==== Input material ====
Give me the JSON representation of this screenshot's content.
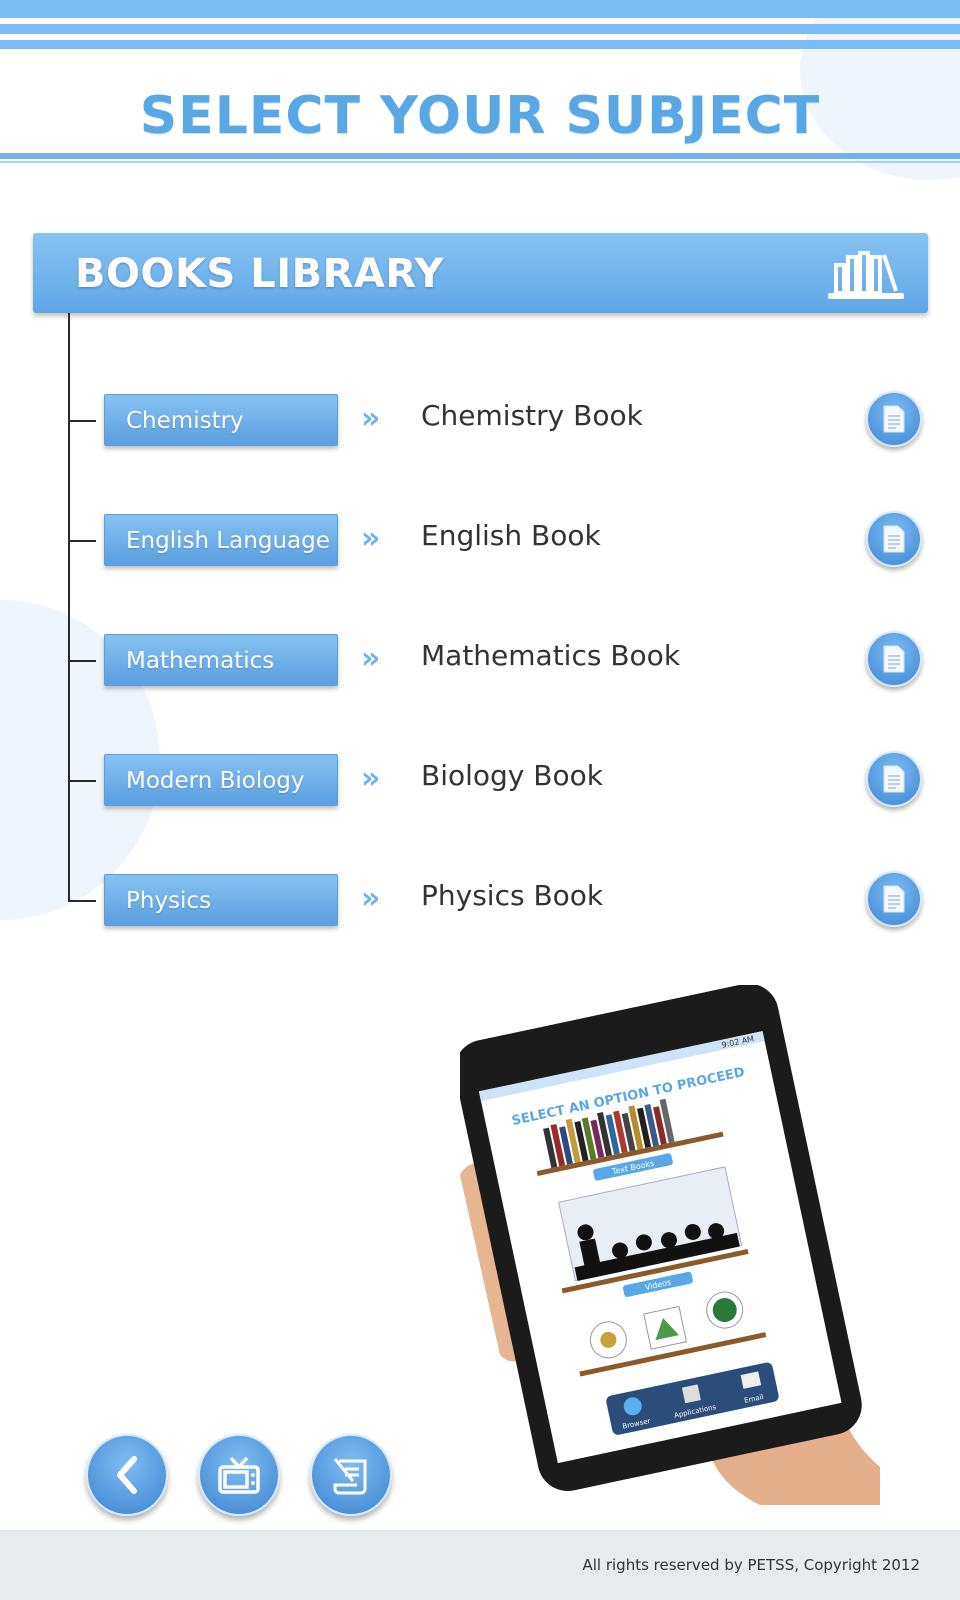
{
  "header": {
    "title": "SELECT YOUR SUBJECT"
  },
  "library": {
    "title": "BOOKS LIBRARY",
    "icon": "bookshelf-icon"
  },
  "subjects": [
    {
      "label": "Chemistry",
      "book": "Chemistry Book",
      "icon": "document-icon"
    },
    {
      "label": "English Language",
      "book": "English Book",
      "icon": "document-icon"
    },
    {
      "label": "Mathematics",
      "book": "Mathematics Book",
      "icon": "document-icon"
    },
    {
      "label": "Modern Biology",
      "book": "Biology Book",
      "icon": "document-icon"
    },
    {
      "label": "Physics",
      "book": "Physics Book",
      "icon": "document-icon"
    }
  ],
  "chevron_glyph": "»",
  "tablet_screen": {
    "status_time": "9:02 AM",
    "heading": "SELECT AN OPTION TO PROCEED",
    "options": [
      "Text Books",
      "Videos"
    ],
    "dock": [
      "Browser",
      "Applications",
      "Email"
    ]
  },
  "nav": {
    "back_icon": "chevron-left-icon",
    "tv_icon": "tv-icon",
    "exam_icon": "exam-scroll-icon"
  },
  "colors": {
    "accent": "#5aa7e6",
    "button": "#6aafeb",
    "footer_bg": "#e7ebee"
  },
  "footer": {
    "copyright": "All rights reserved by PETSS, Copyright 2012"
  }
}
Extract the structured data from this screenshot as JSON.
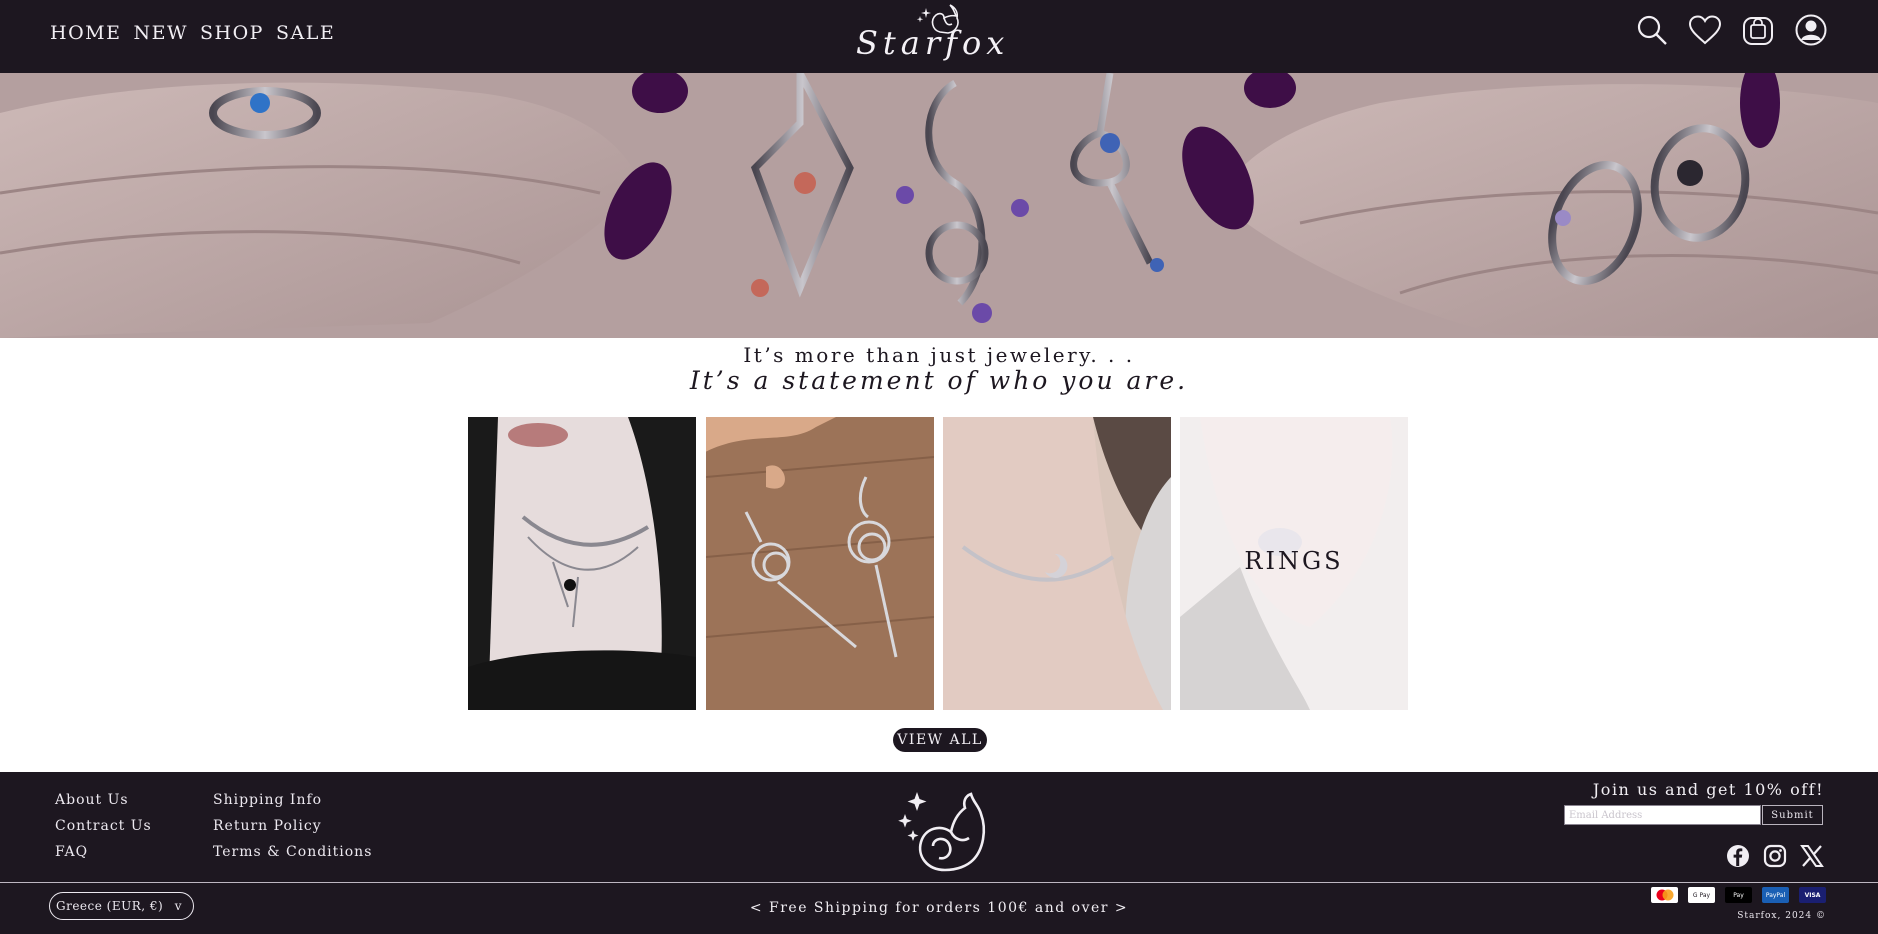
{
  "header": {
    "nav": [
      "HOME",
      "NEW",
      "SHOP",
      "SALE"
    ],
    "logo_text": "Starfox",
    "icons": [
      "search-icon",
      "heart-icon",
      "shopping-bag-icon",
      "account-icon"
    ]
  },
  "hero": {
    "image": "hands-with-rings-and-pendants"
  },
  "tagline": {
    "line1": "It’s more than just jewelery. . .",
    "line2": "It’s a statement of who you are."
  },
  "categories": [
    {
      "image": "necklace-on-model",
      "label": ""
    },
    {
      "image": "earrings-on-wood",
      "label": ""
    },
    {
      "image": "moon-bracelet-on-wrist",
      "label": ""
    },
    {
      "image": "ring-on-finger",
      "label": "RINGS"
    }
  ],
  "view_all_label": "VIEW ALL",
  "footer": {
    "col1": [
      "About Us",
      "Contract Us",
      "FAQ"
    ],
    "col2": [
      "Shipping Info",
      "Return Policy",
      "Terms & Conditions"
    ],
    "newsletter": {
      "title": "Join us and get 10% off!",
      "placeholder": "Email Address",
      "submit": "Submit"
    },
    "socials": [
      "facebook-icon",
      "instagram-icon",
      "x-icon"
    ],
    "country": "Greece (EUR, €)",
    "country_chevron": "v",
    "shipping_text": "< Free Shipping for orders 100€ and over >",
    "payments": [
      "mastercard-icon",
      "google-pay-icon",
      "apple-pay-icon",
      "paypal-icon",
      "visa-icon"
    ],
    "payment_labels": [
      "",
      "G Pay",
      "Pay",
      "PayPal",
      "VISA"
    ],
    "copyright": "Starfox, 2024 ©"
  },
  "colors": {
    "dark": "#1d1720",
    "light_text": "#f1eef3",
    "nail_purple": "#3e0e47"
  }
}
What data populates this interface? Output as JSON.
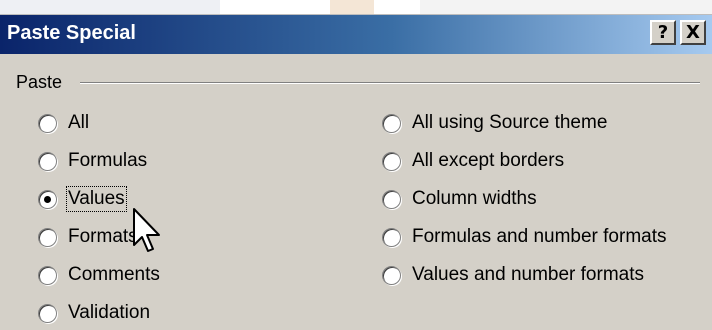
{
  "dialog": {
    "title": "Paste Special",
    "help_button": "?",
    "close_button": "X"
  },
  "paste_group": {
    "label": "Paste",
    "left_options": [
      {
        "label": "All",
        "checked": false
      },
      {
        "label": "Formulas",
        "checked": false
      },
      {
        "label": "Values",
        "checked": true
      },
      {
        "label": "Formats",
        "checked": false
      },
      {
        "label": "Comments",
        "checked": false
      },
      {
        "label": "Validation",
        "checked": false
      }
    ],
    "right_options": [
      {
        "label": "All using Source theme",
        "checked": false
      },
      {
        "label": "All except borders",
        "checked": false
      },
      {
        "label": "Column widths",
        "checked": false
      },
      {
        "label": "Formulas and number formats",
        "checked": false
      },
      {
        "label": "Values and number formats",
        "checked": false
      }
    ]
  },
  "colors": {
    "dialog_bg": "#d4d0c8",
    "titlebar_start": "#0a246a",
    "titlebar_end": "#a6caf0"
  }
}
====
Problem description ▸ Write out every entry again word for word, without any of the pictures.

The output ▸
Give me the JSON representation of this screenshot's content.
{
  "header": {
    "title": "SELECT YOUR SUBJECT"
  },
  "library": {
    "title": "BOOKS LIBRARY",
    "icon": "bookshelf-icon"
  },
  "subjects": [
    {
      "label": "Chemistry",
      "book": "Chemistry Book",
      "icon": "document-icon"
    },
    {
      "label": "English Language",
      "book": "English Book",
      "icon": "document-icon"
    },
    {
      "label": "Mathematics",
      "book": "Mathematics Book",
      "icon": "document-icon"
    },
    {
      "label": "Modern Biology",
      "book": "Biology Book",
      "icon": "document-icon"
    },
    {
      "label": "Physics",
      "book": "Physics Book",
      "icon": "document-icon"
    }
  ],
  "chevron_glyph": "»",
  "tablet_screen": {
    "status_time": "9:02 AM",
    "heading": "SELECT AN OPTION TO PROCEED",
    "options": [
      "Text Books",
      "Videos"
    ],
    "dock": [
      "Browser",
      "Applications",
      "Email"
    ]
  },
  "nav": {
    "back_icon": "chevron-left-icon",
    "tv_icon": "tv-icon",
    "exam_icon": "exam-scroll-icon"
  },
  "colors": {
    "accent": "#5aa7e6",
    "button": "#6aafeb",
    "footer_bg": "#e7ebee"
  },
  "footer": {
    "copyright": "All rights reserved by PETSS, Copyright 2012"
  }
}
Extract the structured data from this screenshot as JSON.
{
  "header": {
    "nav": [
      "HOME",
      "NEW",
      "SHOP",
      "SALE"
    ],
    "logo_text": "Starfox",
    "icons": [
      "search-icon",
      "heart-icon",
      "shopping-bag-icon",
      "account-icon"
    ]
  },
  "hero": {
    "image": "hands-with-rings-and-pendants"
  },
  "tagline": {
    "line1": "It’s more than just jewelery. . .",
    "line2": "It’s a statement of who you are."
  },
  "categories": [
    {
      "image": "necklace-on-model",
      "label": ""
    },
    {
      "image": "earrings-on-wood",
      "label": ""
    },
    {
      "image": "moon-bracelet-on-wrist",
      "label": ""
    },
    {
      "image": "ring-on-finger",
      "label": "RINGS"
    }
  ],
  "view_all_label": "VIEW ALL",
  "footer": {
    "col1": [
      "About Us",
      "Contract Us",
      "FAQ"
    ],
    "col2": [
      "Shipping Info",
      "Return Policy",
      "Terms & Conditions"
    ],
    "newsletter": {
      "title": "Join us and get 10% off!",
      "placeholder": "Email Address",
      "submit": "Submit"
    },
    "socials": [
      "facebook-icon",
      "instagram-icon",
      "x-icon"
    ],
    "country": "Greece (EUR, €)",
    "country_chevron": "v",
    "shipping_text": "< Free Shipping for orders 100€ and over >",
    "payments": [
      "mastercard-icon",
      "google-pay-icon",
      "apple-pay-icon",
      "paypal-icon",
      "visa-icon"
    ],
    "payment_labels": [
      "",
      "G Pay",
      "Pay",
      "PayPal",
      "VISA"
    ],
    "copyright": "Starfox, 2024 ©"
  },
  "colors": {
    "dark": "#1d1720",
    "light_text": "#f1eef3",
    "nail_purple": "#3e0e47"
  }
}
What data populates this interface? Output as JSON.
{
  "dialog": {
    "title": "Paste Special",
    "help_button": "?",
    "close_button": "X"
  },
  "paste_group": {
    "label": "Paste",
    "left_options": [
      {
        "label": "All",
        "checked": false
      },
      {
        "label": "Formulas",
        "checked": false
      },
      {
        "label": "Values",
        "checked": true
      },
      {
        "label": "Formats",
        "checked": false
      },
      {
        "label": "Comments",
        "checked": false
      },
      {
        "label": "Validation",
        "checked": false
      }
    ],
    "right_options": [
      {
        "label": "All using Source theme",
        "checked": false
      },
      {
        "label": "All except borders",
        "checked": false
      },
      {
        "label": "Column widths",
        "checked": false
      },
      {
        "label": "Formulas and number formats",
        "checked": false
      },
      {
        "label": "Values and number formats",
        "checked": false
      }
    ]
  },
  "colors": {
    "dialog_bg": "#d4d0c8",
    "titlebar_start": "#0a246a",
    "titlebar_end": "#a6caf0"
  }
}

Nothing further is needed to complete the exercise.